_What the task asks_
Reproduce the complete listing without any deviation.

_Supplied records_
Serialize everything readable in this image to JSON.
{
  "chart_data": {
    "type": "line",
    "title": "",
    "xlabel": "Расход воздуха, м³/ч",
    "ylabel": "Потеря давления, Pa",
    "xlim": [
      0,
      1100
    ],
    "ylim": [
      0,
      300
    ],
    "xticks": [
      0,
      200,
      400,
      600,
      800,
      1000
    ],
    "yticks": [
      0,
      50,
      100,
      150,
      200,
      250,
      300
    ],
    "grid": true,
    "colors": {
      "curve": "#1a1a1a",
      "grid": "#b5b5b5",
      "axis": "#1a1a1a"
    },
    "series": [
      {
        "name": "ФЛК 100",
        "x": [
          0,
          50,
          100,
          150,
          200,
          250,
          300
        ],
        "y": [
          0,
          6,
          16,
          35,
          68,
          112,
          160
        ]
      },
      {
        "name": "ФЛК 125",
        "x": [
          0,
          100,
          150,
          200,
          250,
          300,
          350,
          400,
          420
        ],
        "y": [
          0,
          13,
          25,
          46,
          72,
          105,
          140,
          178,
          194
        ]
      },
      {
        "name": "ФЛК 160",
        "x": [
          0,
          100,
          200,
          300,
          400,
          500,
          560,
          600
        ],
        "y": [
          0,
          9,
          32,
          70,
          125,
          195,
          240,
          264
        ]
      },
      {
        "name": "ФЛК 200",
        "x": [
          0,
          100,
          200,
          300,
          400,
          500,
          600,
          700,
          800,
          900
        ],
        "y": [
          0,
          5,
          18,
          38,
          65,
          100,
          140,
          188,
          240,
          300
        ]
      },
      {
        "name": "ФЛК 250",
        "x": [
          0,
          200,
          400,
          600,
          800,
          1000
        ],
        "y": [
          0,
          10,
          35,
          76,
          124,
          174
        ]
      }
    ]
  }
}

_Exercise solution_
Serialize everything readable in this image to JSON.
{
  "chart_data": {
    "type": "line",
    "title": "",
    "xlabel": "Расход воздуха, м³/ч",
    "ylabel": "Потеря давления, Pa",
    "xlim": [
      0,
      1100
    ],
    "ylim": [
      0,
      300
    ],
    "xticks": [
      0,
      200,
      400,
      600,
      800,
      1000
    ],
    "yticks": [
      0,
      50,
      100,
      150,
      200,
      250,
      300
    ],
    "grid": true,
    "colors": {
      "curve": "#1a1a1a",
      "grid": "#b5b5b5",
      "axis": "#1a1a1a"
    },
    "series": [
      {
        "name": "ФЛК 100",
        "x": [
          0,
          50,
          100,
          150,
          200,
          250,
          300
        ],
        "y": [
          0,
          6,
          16,
          35,
          68,
          112,
          160
        ]
      },
      {
        "name": "ФЛК 125",
        "x": [
          0,
          100,
          150,
          200,
          250,
          300,
          350,
          400,
          420
        ],
        "y": [
          0,
          13,
          25,
          46,
          72,
          105,
          140,
          178,
          194
        ]
      },
      {
        "name": "ФЛК 160",
        "x": [
          0,
          100,
          200,
          300,
          400,
          500,
          560,
          600
        ],
        "y": [
          0,
          9,
          32,
          70,
          125,
          195,
          240,
          264
        ]
      },
      {
        "name": "ФЛК 200",
        "x": [
          0,
          100,
          200,
          300,
          400,
          500,
          600,
          700,
          800,
          900
        ],
        "y": [
          0,
          5,
          18,
          38,
          65,
          100,
          140,
          188,
          240,
          300
        ]
      },
      {
        "name": "ФЛК 250",
        "x": [
          0,
          200,
          400,
          600,
          800,
          1000
        ],
        "y": [
          0,
          10,
          35,
          76,
          124,
          174
        ]
      }
    ]
  }
}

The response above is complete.